--- THE TASK ---
Within the material below, find each line bearing the word "text" and present it.

--- LISTED RECORDS ---
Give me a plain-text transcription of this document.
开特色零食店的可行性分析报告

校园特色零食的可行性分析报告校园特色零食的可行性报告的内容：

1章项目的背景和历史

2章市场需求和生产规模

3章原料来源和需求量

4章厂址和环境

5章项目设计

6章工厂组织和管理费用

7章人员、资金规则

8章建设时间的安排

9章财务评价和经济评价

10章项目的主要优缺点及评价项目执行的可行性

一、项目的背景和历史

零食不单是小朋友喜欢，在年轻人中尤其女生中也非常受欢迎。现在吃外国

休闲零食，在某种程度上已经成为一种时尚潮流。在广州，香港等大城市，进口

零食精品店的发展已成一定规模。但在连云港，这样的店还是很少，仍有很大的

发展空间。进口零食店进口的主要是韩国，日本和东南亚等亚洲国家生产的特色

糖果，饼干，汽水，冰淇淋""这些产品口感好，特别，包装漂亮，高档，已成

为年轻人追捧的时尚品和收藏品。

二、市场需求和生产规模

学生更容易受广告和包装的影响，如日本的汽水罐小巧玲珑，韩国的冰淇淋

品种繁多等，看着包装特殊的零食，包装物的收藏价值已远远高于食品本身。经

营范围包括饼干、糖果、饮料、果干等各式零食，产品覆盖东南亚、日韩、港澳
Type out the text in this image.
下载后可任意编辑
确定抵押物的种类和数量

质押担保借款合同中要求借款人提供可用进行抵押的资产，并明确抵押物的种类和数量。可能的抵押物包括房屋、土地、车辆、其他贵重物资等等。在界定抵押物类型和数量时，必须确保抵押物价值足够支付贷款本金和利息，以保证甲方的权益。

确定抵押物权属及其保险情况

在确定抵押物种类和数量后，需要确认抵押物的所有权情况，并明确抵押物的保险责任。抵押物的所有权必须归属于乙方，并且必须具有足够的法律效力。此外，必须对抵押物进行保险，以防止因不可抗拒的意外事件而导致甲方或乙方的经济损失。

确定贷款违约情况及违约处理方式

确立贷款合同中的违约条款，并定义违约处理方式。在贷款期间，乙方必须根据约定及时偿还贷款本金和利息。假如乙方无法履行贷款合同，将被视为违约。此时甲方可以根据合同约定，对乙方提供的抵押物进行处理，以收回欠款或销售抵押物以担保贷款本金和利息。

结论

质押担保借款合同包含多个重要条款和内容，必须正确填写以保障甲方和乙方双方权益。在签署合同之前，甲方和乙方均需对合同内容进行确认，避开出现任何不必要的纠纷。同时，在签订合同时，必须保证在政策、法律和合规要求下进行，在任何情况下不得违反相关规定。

--- OUTPUT FOR THIS EXERCISE ---
Give me a plain-text transcription of this document.
Type out the text in this image.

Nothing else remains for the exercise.